Extrait du texte ::
----------
L'homme n'était pas plus une marchandise que la nature
Vous ne savez plus rien de la musique des sphères, de la sacralité de la vie, de la préciosité de chaque chose... Rien. Et votre monde se meurt en une artificialisation, une marchandisation, y compris de l'être humain, fiché jusque dans son intime ADN, accessoirement manipulé, dont lui-même ignore tout, et même plus encore qu'autrefois puisqu'il est de plus en plus la genèse d'une coucherie de hasard quand ce n'est pas issu d'un laboratoire. L'homme dénaturé est peu à peu ravalé au rang de zombie inconscient de sa nature. C'est une synergie centrifuge où tout ce qui n'est pas absorbé par le tourbillon est éjecté comme scorie pantelante. J'en fais partie. Vous chosifiez la vie, et à part gaspiller et faire la guerre, créer de la misère et la mépriser, je ne vois pas trop ce que vous savez faire. Le consommateur objet occidental satisfait de lui-même profite et jouit du reste du monde ensanglanté sur lequel il vomit sa haine, à la remorque de quelques bateleurs qui promettent des béatitudes matérialistes. Comme si un régime politique avait un jour pu changer la nature de la vie terrestre, qui s'achève toujours de la même façon pour tous, après un passage plus ou moins long par des choix cornéliens, et une plus ou moins lente dégradation. C'est toute l'absurdité de votre néant auquel un doigt pointant vers un soleil intérieur a voulu répondre. Il ne s'agissait pas de croire, mais d'entendre, et pour cela écouter...
----------
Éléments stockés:
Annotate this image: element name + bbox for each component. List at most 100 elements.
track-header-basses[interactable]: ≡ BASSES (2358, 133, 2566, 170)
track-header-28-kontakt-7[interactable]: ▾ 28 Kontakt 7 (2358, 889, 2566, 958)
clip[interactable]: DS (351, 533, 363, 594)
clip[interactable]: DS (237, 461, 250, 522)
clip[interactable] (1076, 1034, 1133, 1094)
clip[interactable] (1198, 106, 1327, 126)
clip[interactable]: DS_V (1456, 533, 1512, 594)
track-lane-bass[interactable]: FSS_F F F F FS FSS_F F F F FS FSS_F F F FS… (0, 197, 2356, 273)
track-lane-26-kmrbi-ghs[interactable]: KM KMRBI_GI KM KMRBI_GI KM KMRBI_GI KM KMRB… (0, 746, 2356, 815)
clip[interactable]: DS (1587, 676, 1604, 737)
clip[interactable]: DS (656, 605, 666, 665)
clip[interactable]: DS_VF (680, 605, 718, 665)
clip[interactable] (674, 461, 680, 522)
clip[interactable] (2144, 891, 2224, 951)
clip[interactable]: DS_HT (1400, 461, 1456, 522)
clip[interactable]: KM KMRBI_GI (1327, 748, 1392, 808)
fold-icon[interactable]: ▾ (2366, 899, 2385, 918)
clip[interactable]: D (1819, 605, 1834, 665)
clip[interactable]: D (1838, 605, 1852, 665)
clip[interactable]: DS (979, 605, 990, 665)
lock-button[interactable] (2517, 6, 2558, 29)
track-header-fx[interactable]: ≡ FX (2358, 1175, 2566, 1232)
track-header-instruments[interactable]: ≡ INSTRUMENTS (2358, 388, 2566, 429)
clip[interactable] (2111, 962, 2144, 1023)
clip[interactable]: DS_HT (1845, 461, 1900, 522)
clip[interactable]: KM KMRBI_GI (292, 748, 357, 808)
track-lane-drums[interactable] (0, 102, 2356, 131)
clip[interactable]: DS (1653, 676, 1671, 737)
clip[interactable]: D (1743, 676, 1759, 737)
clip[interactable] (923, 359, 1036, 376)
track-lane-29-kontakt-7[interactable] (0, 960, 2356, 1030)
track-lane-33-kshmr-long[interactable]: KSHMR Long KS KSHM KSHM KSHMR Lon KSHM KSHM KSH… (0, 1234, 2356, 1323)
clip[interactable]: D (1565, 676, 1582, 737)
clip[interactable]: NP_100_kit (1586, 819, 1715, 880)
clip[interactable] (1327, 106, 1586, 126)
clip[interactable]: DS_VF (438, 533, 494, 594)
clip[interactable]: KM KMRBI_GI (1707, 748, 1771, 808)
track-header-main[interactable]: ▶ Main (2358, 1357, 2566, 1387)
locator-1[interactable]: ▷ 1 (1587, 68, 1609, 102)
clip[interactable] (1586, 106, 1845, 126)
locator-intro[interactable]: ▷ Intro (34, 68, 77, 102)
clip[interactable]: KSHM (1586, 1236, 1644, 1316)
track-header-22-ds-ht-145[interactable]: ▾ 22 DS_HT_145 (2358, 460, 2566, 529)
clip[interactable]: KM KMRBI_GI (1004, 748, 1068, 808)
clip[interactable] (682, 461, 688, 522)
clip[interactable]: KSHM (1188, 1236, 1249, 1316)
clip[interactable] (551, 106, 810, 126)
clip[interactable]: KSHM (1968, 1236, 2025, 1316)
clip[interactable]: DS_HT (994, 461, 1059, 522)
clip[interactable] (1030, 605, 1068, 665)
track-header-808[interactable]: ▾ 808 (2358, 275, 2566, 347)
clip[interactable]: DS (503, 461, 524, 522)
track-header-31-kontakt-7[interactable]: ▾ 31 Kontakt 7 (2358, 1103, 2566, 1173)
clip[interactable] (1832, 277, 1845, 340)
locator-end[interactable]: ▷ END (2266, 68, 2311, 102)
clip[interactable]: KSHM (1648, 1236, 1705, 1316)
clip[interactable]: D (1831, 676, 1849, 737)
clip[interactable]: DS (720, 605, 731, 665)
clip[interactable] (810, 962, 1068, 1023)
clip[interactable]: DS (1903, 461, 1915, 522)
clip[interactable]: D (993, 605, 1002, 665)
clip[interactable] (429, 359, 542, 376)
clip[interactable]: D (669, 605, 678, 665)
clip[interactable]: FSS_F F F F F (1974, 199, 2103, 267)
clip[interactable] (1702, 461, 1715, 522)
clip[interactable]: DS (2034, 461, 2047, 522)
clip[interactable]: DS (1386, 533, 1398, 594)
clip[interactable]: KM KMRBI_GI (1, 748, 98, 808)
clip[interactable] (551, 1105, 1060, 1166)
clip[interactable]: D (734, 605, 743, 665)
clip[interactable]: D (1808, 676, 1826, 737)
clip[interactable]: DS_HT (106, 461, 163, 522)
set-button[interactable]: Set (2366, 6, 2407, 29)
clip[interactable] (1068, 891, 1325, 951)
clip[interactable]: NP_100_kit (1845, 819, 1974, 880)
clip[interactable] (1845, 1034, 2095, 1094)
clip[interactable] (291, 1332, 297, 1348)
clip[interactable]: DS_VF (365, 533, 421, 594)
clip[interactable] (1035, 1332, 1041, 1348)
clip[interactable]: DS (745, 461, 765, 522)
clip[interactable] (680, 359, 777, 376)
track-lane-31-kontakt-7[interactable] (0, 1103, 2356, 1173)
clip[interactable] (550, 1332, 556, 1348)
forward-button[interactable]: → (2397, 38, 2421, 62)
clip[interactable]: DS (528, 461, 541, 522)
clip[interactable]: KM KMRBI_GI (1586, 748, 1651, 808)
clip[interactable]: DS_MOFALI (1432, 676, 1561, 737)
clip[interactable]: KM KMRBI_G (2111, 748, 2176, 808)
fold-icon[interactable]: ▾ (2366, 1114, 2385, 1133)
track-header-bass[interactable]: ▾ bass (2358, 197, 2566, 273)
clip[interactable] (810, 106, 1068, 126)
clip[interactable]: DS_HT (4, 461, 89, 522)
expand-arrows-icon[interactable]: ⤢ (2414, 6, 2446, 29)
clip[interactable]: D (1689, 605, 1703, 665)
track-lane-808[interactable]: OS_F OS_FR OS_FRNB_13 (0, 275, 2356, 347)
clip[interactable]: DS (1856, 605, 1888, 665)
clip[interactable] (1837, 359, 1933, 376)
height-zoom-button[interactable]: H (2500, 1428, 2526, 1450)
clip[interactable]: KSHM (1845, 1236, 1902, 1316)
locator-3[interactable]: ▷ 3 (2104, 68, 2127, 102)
----------
Consignes ::
1. Répondez à ces questions sur l'extrait du texte consacré à la marchandisation de l'homme :
(a) Jusqu'où l'être humain est-il fiché ?
(b) Au rang de quoi l'homme dénaturé est-il peu à peu ravalé ?
(c) D'après la dernière phrase, de quoi ne s'agissait-il pas ?
2. Traduisez en anglais cette phrase de l'extrait du texte : « L'homme dénaturé est peu à peu ravalé au rang de zombie inconscient de sa nature. »
Les entrées proviennent d'une autre source.

Corrigés ::
1.
(a) Jusque dans son intime ADN.
(b) Au rang de zombie inconscient de sa nature.
(c) De croire.

2. Denatured man is gradually reduced to the rank of a zombie unaware of his own nature.